• [Task to complete]: Copy out, from the entries below, each line holding the string "位于石文化广场的山石园".

• [Stored data]:

________________

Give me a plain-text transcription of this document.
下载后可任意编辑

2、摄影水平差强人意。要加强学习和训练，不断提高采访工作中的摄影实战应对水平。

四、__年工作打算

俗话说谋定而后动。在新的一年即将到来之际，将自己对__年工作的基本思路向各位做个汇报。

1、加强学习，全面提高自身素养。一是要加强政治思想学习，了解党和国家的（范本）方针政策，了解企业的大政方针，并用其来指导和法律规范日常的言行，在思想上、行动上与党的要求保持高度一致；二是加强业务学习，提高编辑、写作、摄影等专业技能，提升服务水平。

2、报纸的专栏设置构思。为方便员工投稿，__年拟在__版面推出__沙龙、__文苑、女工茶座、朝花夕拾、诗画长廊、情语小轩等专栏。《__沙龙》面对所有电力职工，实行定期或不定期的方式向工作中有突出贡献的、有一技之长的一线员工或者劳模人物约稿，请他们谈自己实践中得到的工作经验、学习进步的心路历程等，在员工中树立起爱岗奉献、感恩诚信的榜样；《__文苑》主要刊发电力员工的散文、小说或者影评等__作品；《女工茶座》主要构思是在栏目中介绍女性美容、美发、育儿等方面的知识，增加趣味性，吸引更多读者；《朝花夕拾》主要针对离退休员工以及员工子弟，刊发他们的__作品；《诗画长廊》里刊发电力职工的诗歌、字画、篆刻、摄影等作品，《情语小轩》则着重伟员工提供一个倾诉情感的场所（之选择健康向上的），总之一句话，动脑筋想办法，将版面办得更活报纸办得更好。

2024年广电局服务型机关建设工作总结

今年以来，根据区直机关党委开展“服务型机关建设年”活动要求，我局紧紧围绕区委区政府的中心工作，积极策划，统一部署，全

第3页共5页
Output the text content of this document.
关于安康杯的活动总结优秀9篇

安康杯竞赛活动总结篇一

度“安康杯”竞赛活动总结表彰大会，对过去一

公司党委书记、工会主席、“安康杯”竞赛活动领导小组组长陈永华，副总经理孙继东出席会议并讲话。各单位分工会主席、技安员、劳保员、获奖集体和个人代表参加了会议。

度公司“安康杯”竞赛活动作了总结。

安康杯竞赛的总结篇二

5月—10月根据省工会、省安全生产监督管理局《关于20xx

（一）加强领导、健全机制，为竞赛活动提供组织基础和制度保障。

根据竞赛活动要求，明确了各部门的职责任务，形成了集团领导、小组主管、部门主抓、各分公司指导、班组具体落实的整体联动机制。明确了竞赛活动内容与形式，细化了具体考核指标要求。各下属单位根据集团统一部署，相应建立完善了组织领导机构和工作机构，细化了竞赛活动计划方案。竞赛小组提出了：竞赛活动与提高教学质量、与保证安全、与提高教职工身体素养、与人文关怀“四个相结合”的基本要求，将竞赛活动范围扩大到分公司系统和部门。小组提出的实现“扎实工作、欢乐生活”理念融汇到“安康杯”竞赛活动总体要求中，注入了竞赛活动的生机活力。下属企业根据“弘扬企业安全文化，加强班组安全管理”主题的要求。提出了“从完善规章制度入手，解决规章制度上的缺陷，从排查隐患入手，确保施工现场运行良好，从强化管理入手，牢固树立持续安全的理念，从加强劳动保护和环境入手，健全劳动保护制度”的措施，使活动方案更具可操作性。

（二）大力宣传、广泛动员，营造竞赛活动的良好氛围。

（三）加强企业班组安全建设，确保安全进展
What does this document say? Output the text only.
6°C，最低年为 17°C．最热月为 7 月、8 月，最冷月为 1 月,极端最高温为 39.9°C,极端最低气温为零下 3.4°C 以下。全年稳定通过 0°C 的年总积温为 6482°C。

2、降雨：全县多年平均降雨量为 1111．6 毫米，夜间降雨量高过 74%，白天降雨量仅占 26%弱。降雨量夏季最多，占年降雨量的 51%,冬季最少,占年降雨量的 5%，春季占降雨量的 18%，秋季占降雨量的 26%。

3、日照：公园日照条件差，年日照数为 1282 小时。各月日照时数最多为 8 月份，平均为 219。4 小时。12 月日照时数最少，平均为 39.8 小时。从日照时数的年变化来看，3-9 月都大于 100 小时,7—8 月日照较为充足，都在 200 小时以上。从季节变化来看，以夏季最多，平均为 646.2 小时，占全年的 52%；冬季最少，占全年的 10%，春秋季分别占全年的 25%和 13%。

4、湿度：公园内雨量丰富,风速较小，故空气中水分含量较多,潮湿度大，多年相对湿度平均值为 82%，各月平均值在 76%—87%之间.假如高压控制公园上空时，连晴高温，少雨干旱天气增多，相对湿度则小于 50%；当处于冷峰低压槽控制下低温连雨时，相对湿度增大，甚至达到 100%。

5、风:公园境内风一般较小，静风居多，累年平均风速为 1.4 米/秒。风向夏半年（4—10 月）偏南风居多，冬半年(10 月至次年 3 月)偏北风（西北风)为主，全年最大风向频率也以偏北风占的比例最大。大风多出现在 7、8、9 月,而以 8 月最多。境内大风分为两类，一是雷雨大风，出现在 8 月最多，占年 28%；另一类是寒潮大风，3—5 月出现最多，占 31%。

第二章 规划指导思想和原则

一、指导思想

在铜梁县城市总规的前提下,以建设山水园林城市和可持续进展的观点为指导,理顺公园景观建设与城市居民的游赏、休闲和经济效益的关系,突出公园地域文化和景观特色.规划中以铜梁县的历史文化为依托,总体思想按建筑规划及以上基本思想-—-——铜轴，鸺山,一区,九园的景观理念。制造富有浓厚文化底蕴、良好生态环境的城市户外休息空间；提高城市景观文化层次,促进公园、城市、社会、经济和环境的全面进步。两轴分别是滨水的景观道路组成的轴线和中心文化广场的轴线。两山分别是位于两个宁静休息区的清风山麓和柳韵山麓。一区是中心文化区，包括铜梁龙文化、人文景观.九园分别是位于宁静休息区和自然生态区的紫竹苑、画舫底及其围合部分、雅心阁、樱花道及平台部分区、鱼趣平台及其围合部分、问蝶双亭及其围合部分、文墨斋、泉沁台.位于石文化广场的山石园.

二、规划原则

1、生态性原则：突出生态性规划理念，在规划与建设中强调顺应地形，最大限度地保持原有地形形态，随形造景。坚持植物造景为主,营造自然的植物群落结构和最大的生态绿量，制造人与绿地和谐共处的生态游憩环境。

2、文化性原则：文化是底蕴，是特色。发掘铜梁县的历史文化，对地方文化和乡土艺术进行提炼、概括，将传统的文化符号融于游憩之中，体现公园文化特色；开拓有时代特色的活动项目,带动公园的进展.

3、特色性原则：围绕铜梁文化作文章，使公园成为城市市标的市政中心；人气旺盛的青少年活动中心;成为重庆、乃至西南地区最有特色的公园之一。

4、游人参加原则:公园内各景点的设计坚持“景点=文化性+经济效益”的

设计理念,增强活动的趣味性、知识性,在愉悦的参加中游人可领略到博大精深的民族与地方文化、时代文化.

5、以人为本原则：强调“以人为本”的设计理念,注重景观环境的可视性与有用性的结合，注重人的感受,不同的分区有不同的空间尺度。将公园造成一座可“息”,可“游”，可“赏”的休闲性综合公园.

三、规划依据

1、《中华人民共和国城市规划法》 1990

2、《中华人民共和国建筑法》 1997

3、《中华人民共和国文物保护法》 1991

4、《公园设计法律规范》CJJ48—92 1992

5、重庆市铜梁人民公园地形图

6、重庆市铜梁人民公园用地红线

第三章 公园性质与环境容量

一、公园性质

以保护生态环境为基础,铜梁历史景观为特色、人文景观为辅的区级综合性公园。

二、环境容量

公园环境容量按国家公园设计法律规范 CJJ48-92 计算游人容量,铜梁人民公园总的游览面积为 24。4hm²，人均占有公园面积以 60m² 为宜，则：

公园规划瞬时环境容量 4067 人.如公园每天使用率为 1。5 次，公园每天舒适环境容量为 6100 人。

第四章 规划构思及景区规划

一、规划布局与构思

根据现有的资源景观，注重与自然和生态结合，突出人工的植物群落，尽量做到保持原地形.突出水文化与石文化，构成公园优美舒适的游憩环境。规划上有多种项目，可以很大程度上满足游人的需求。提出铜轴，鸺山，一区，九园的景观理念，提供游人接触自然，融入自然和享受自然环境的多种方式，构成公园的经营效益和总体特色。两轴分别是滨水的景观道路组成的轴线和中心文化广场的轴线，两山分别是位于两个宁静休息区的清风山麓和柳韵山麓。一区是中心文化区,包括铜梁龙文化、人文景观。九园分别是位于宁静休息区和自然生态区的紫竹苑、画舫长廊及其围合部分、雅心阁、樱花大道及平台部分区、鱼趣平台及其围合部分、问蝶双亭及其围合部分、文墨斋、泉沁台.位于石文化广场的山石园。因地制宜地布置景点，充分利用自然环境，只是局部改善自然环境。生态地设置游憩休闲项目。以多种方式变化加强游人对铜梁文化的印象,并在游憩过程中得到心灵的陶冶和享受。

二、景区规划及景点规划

________________

• [Completed task]:
在铜梁县城市总规的前提下,以建设山水园林城市和可持续进展的观点为指导,理顺公园景观建设与城市居民的游赏、休闲和经济效益的关系,突出公园地域文化和景观特色.规划中以铜梁县的历史文化为依托,总体思想按建筑规划及以上基本思想-—-——铜轴，鸺山,一区,九园的景观理念。制造富有浓厚文化底蕴、良好生态环境的城市户外休息空间；提高城市景观文化层次,促进公园、城市、社会、经济和环境的全面进步。两轴分别是滨水的景观道路组成的轴线和中心文化广场的轴线。两山分别是位于两个宁静休息区的清风山麓和柳韵山麓。一区是中心文化区，包括铜梁龙文化、人文景观.九园分别是位于宁静休息区和自然生态区的紫竹苑、画舫底及其围合部分、雅心阁、樱花道及平台部分区、鱼趣平台及其围合部分、问蝶双亭及其围合部分、文墨斋、泉沁台.位于石文化广场的山石园.
根据现有的资源景观，注重与自然和生态结合，突出人工的植物群落，尽量做到保持原地形.突出水文化与石文化，构成公园优美舒适的游憩环境。规划上有多种项目，可以很大程度上满足游人的需求。提出铜轴，鸺山，一区，九园的景观理念，提供游人接触自然，融入自然和享受自然环境的多种方式，构成公园的经营效益和总体特色。两轴分别是滨水的景观道路组成的轴线和中心文化广场的轴线，两山分别是位于两个宁静休息区的清风山麓和柳韵山麓。一区是中心文化区,包括铜梁龙文化、人文景观。九园分别是位于宁静休息区和自然生态区的紫竹苑、画舫长廊及其围合部分、雅心阁、樱花大道及平台部分区、鱼趣平台及其围合部分、问蝶双亭及其围合部分、文墨斋、泉沁台.位于石文化广场的山石园。因地制宜地布置景点，充分利用自然环境，只是局部改善自然环境。生态地设置游憩休闲项目。以多种方式变化加强游人对铜梁文化的印象,并在游憩过程中得到心灵的陶冶和享受。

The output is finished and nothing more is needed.